┌────────

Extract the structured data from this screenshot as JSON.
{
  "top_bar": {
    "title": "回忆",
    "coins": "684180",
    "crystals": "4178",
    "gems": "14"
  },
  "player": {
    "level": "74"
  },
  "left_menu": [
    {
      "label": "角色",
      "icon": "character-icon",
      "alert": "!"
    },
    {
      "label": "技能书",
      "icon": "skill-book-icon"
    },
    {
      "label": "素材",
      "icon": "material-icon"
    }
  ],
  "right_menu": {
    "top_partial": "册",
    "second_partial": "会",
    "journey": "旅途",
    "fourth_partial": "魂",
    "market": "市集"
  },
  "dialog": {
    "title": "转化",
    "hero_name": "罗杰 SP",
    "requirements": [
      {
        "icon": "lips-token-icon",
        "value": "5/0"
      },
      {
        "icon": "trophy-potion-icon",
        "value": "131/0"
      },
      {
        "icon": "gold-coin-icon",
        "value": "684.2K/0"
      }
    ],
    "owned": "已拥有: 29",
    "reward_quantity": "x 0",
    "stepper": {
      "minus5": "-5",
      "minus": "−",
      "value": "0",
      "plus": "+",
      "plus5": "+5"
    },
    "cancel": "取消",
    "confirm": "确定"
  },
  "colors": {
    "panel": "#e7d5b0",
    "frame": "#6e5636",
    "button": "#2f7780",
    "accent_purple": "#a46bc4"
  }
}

└────────

▶ [WHAT IS BEING ASKED]: Your task is to repeat the data exactly, with nothing left out.

▶ [CORRECT RESULT]:
Extract the structured data from this screenshot as JSON.
{
  "top_bar": {
    "title": "回忆",
    "coins": "684180",
    "crystals": "4178",
    "gems": "14"
  },
  "player": {
    "level": "74"
  },
  "left_menu": [
    {
      "label": "角色",
      "icon": "character-icon",
      "alert": "!"
    },
    {
      "label": "技能书",
      "icon": "skill-book-icon"
    },
    {
      "label": "素材",
      "icon": "material-icon"
    }
  ],
  "right_menu": {
    "top_partial": "册",
    "second_partial": "会",
    "journey": "旅途",
    "fourth_partial": "魂",
    "market": "市集"
  },
  "dialog": {
    "title": "转化",
    "hero_name": "罗杰 SP",
    "requirements": [
      {
        "icon": "lips-token-icon",
        "value": "5/0"
      },
      {
        "icon": "trophy-potion-icon",
        "value": "131/0"
      },
      {
        "icon": "gold-coin-icon",
        "value": "684.2K/0"
      }
    ],
    "owned": "已拥有: 29",
    "reward_quantity": "x 0",
    "stepper": {
      "minus5": "-5",
      "minus": "−",
      "value": "0",
      "plus": "+",
      "plus5": "+5"
    },
    "cancel": "取消",
    "confirm": "确定"
  },
  "colors": {
    "panel": "#e7d5b0",
    "frame": "#6e5636",
    "button": "#2f7780",
    "accent_purple": "#a46bc4"
  }
}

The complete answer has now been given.